* _YOUR INSTRUCTIONS_:
Show me each line of the listing below where the word "color" appears.

* _INFORMATION SUPPLIED_:

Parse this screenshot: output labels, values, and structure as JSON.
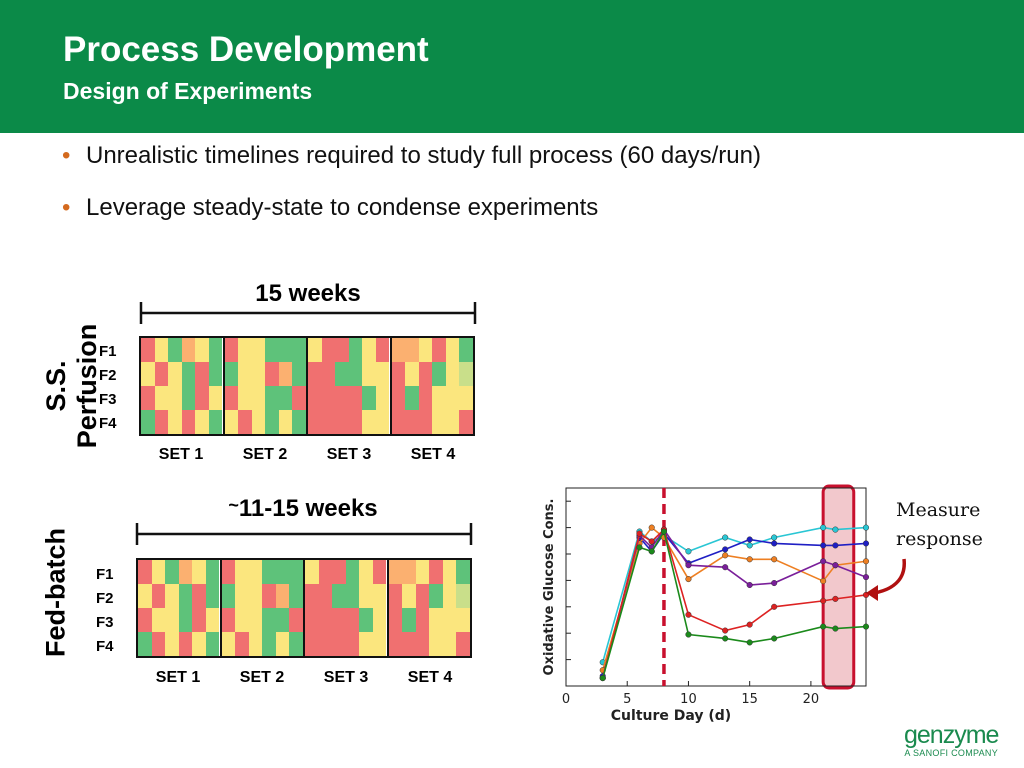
{
  "header": {
    "title": "Process Development",
    "subtitle": "Design of Experiments",
    "color": "#0b8a48"
  },
  "bullets": [
    "Unrealistic timelines required to study full process (60 days/run)",
    "Leverage steady-state to condense experiments"
  ],
  "bullet_glyph": "•",
  "perfusion": {
    "label_line1": "S.S.",
    "label_line2": "Perfusion",
    "duration": "15 weeks",
    "rows": [
      "F1",
      "F2",
      "F3",
      "F4"
    ],
    "sets": [
      "SET 1",
      "SET 2",
      "SET 3",
      "SET 4"
    ]
  },
  "fedbatch": {
    "label": "Fed-batch",
    "duration_prefix": "~",
    "duration": "11-15 weeks",
    "rows": [
      "F1",
      "F2",
      "F3",
      "F4"
    ],
    "sets": [
      "SET 1",
      "SET 2",
      "SET 3",
      "SET 4"
    ]
  },
  "heatmap_palette": {
    "r": "#f07070",
    "y": "#fbe67e",
    "g": "#5ec27a",
    "o": "#fbb070",
    "l": "#c9df8a"
  },
  "heatmap_grid": [
    [
      "rygoyg",
      "ryyggg",
      "yrrgyr",
      "ooyryg"
    ],
    [
      "yrygrg",
      "gyyrog",
      "rrggyy",
      "ryrgyl"
    ],
    [
      "ryygry",
      "ryyggr",
      "rrrrgy",
      "rgryyy"
    ],
    [
      "gryryg",
      "yrygyg",
      "rrrryy",
      "rrryyr"
    ]
  ],
  "annotation": {
    "text_line1": "Measure",
    "text_line2": "response"
  },
  "chart_data": {
    "type": "line",
    "xlabel": "Culture Day (d)",
    "ylabel": "Oxidative Glucose Cons.",
    "xlim": [
      0,
      24.5
    ],
    "ylim": [
      0,
      10
    ],
    "xticks": [
      "0",
      "5",
      "10",
      "15",
      "20"
    ],
    "xtick_values": [
      0,
      5,
      10,
      15,
      20
    ],
    "vline_x": 8,
    "highlight_range": [
      21,
      23.5
    ],
    "series": [
      {
        "color": "#29c6d4",
        "x": [
          3,
          6,
          7,
          8,
          10,
          13,
          15,
          17,
          21,
          22,
          24.5
        ],
        "y": [
          1.2,
          7.8,
          7.3,
          7.6,
          6.8,
          7.5,
          7.1,
          7.5,
          8.0,
          7.9,
          8.0
        ]
      },
      {
        "color": "#1f1fc4",
        "x": [
          3,
          6,
          7,
          8,
          10,
          13,
          15,
          17,
          21,
          22,
          24.5
        ],
        "y": [
          0.5,
          7.5,
          6.8,
          7.7,
          6.2,
          6.9,
          7.4,
          7.2,
          7.1,
          7.1,
          7.2
        ]
      },
      {
        "color": "#ee7f22",
        "x": [
          3,
          6,
          7,
          8,
          10,
          13,
          15,
          17,
          21,
          22,
          24.5
        ],
        "y": [
          0.8,
          7.2,
          8.0,
          7.5,
          5.4,
          6.6,
          6.4,
          6.4,
          5.3,
          6.1,
          6.3
        ]
      },
      {
        "color": "#7a1f9a",
        "x": [
          3,
          6,
          7,
          8,
          10,
          13,
          15,
          17,
          21,
          22,
          24.5
        ],
        "y": [
          0.4,
          7.6,
          7.0,
          7.9,
          6.1,
          6.0,
          5.1,
          5.2,
          6.3,
          6.1,
          5.5
        ]
      },
      {
        "color": "#dd2222",
        "x": [
          3,
          6,
          7,
          8,
          10,
          13,
          15,
          17,
          21,
          22,
          24.5
        ],
        "y": [
          0.4,
          7.7,
          7.3,
          7.9,
          3.6,
          2.8,
          3.1,
          4.0,
          4.3,
          4.4,
          4.6
        ]
      },
      {
        "color": "#1b8a1b",
        "x": [
          3,
          6,
          7,
          8,
          10,
          13,
          15,
          17,
          21,
          22,
          24.5
        ],
        "y": [
          0.4,
          7.0,
          6.8,
          7.8,
          2.6,
          2.4,
          2.2,
          2.4,
          3.0,
          2.9,
          3.0
        ]
      }
    ]
  },
  "logo": {
    "word": "genzyme",
    "tagline": "A SANOFI COMPANY"
  }
}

* _EXERCISE OUTPUT_:
    "color": "#0b8a48"
        "color": "#29c6d4",
        "color": "#1f1fc4",
        "color": "#ee7f22",
        "color": "#7a1f9a",
        "color": "#dd2222",
        "color": "#1b8a1b",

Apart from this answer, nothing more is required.